Tally the lines in the listing below that contain "space" and report the tally alone.

Collected data entries:
• • •
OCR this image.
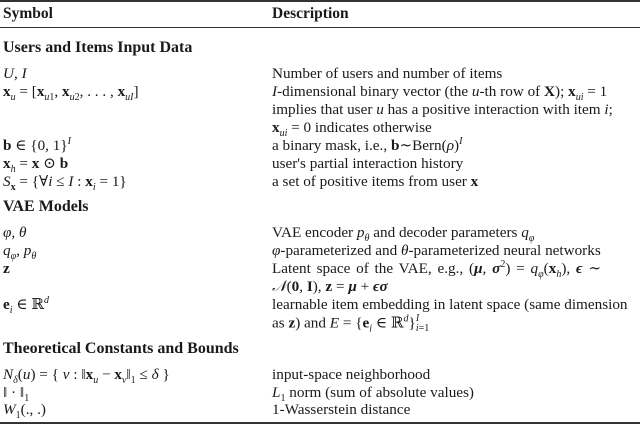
Symbol	Description
Users and Items Input Data
U, I	Number of users and number of items
$x_u = [x_{u1}$, $x_{u2}$, . . . , $x_{uI}$]	I-dimensional binary vector (the u-th row of X); $x_{ui} = 1$
implies that user u has a positive interaction with item i;
$x_{ui} = 0$ indicates otherwise
b ∈ {0, 1}$^I$	a binary mask, i.e., $b\sim Bern(\rho)^I$
$x_h = x$ ⊙ b	user's partial interaction history
$S_x$ = {∀i ≤ I : $x_i = 1$}	a set of positive items from user x
VAE Models
φ, θ	VAE encoder $p_\theta$ and decoder parameters $q_\varphi$
$q_\varphi$, $p_\theta$	φ-parameterized and θ-parameterized neural networks
z	Latent space of the VAE, e.g., (μ, $\sigma^2) = q_\varphi(x_h)$, ϵ ∼
𝒩(0, I), z = μ + ϵσ
$e_i$ ∈ ℝ$^d$	learnable item embedding in latent space (same dimension
as z) and $E = \{e_i$ ∈ ℝ$^d$}I
i=1
Theoretical Constants and Bounds
$N_\delta(u)$ = { v : $‖x_u$ − $x_v‖_1 \le \delta$ }	input-space neighborhood
‖ · $‖_1$	$L_1$ norm (sum of absolute values)
$W_1$(., .)	1-Wasserstein distance
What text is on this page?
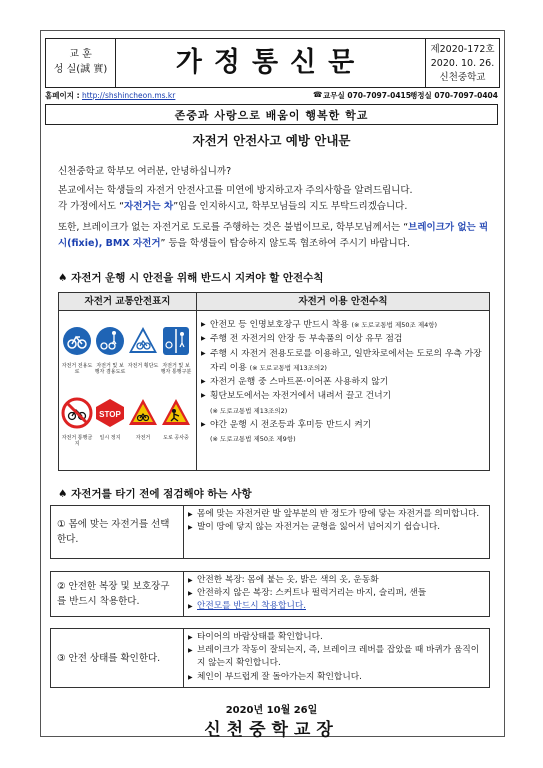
교 훈
성 실(誠 實)	가정통신문	제2020-172호
2020. 10. 26.
신천중학교
홈페이지 : http://shshincheon.ms.kr	☎ 교무실 070-7097-0415 행정실 070-7097-0404
존중과 사랑으로 배움이 행복한 학교
자전거 안전사고 예방 안내문
신천중학교 학부모 여러분, 안녕하십니까?
본교에서는 학생들의 자전거 안전사고를 미연에 방지하고자 주의사항을 알려드립니다.
각 가정에서도 “자전거는 차”임을 인지하시고, 학부모님들의 지도 부탁드리겠습니다.
또한, 브레이크가 없는 자전거로 도로를 주행하는 것은 불법이므로, 학부모님께서는 “브레이크가 없는 픽시(fixie), BMX 자전거” 등을 학생들이 탑승하지 않도록 협조하여 주시기 바랍니다.
♠ 자전거 운행 시 안전을 위해 반드시 지켜야 할 안전수칙
자전거 교통안전표지	자전거 이용 안전수칙
자전거 전용도로
자전거 및 보행자 겸용도로
자전거 횡단도 자전거 및 보행자 통행구분
자전거 통행금지
STOP
일시 정지	자전거	도로 공사중
▶ 안전모 등 인명보호장구 반드시 착용 (※ 도로교통법 제50조 제4항)
▶ 주행 전 자전거의 안장 등 부속품의 이상 유무 점검
▶ 주행 시 자전거 전용도로를 이용하고, 일반차로에서는 도로의 우측 가장자리 이용 (※ 도로교통법 제13조의2)
▶ 자전거 운행 중 스마트폰·이어폰 사용하지 않기
▶ 횡단보도에서는 자전거에서 내려서 끌고 건너기
(※ 도로교통법 제13조의2)
▶ 야간 운행 시 전조등과 후미등 반드시 켜기
(※ 도로교통법 제50조 제9항)
♠ 자전거를 타기 전에 점검해야 하는 사항
① 몸에 맞는 자전거를 선택한다.
▶ 몸에 맞는 자전거란 발 앞부분의 반 정도가 땅에 닿는 자전거를 의미합니다.
▶ 발이 땅에 닿지 않는 자전거는 균형을 잃어서 넘어지기 쉽습니다.
② 안전한 복장 및 보호장구를 반드시 착용한다.
▶ 안전한 복장: 몸에 붙는 옷, 밝은 색의 옷, 운동화
▶ 안전하지 않은 복장: 스커트나 펄럭거리는 바지, 슬리퍼, 샌들
▶ 안전모를 반드시 착용합니다.
③ 안전 상태를 확인한다.
▶ 타이어의 바람상태를 확인합니다.
▶ 브레이크가 작동이 잘되는지, 즉, 브레이크 레버를 잡았을 때 바퀴가 움직이지 않는지 확인합니다.
▶ 체인이 부드럽게 잘 돌아가는지 확인합니다.
2020년 10월 26일
신천중학교장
• • •
FINISHED ANSWER: 3